Goal ▸ In the data below, copy word for word every line from the one containing "- c-xtick-label: 0: [368, 419, 374, 431]" through the one containing "- legend-label: 10⁴: [66, 33, 80, 43]", including both of those lines and nothing else.

****************************************

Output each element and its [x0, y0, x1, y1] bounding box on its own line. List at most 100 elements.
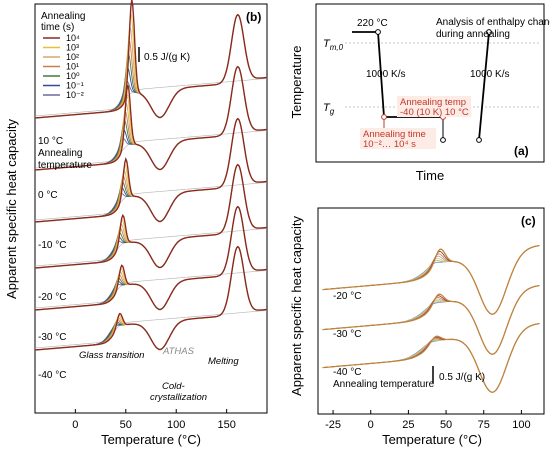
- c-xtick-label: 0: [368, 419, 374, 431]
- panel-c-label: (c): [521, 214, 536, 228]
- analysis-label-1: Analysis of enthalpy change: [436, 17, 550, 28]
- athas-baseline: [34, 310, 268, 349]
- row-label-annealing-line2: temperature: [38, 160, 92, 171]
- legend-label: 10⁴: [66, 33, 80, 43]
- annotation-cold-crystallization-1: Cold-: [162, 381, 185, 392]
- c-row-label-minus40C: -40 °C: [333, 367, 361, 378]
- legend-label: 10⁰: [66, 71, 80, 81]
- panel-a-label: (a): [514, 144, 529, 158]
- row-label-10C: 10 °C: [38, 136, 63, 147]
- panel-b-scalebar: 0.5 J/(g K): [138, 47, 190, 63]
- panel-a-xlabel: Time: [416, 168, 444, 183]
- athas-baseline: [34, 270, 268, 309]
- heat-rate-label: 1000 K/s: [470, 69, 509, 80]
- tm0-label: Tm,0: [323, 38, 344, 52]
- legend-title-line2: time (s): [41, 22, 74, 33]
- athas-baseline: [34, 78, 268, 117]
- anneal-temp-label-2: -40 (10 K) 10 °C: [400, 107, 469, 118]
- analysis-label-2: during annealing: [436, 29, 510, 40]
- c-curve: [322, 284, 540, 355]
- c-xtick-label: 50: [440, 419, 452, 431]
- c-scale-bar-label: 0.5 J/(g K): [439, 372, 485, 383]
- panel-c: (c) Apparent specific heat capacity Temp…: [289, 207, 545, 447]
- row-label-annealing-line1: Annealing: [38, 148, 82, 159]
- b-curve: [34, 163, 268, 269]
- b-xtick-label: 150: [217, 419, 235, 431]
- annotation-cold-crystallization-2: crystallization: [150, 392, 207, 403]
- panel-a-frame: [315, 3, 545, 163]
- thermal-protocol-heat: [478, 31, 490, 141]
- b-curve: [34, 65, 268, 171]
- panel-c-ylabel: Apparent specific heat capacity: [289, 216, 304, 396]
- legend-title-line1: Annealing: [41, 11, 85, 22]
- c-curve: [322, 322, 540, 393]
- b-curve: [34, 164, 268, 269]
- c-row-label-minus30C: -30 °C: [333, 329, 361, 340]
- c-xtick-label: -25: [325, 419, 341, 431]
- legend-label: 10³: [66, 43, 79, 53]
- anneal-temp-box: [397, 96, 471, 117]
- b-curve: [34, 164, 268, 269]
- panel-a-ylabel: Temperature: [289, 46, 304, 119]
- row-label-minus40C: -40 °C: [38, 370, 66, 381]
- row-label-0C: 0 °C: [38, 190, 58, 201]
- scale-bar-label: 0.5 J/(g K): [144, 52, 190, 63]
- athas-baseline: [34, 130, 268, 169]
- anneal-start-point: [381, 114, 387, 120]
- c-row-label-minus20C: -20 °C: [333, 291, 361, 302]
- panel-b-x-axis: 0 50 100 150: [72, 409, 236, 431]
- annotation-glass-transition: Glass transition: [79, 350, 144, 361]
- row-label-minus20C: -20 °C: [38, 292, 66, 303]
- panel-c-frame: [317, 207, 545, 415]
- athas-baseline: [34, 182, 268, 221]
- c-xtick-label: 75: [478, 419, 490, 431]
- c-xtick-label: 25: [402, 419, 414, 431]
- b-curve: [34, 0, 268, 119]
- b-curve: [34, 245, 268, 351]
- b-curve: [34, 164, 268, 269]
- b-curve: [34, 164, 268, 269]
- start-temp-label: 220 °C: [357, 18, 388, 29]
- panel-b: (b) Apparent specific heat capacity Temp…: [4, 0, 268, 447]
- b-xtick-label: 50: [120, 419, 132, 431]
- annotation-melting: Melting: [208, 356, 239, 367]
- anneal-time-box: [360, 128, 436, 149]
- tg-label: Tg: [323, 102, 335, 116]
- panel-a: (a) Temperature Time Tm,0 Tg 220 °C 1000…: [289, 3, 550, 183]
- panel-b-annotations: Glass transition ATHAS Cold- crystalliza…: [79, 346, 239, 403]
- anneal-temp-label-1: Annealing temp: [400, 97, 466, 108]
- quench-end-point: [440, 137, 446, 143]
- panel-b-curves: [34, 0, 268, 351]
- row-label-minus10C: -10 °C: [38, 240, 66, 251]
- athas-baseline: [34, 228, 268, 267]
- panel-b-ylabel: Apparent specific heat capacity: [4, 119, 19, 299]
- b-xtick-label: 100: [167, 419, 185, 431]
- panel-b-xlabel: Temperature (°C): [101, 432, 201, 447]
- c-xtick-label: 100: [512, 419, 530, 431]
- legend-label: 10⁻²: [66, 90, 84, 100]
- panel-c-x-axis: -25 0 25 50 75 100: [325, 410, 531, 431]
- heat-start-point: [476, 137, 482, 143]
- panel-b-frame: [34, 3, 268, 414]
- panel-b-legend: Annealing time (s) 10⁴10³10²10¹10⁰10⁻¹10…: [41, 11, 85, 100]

****************************************

Response ▸
- c-xtick-label: 0: [368, 419, 374, 431]
- panel-c-label: (c): [521, 214, 536, 228]
- analysis-label-1: Analysis of enthalpy change: [436, 17, 550, 28]
- athas-baseline: [34, 310, 268, 349]
- row-label-annealing-line2: temperature: [38, 160, 92, 171]
- legend-label: 10⁴: [66, 33, 80, 43]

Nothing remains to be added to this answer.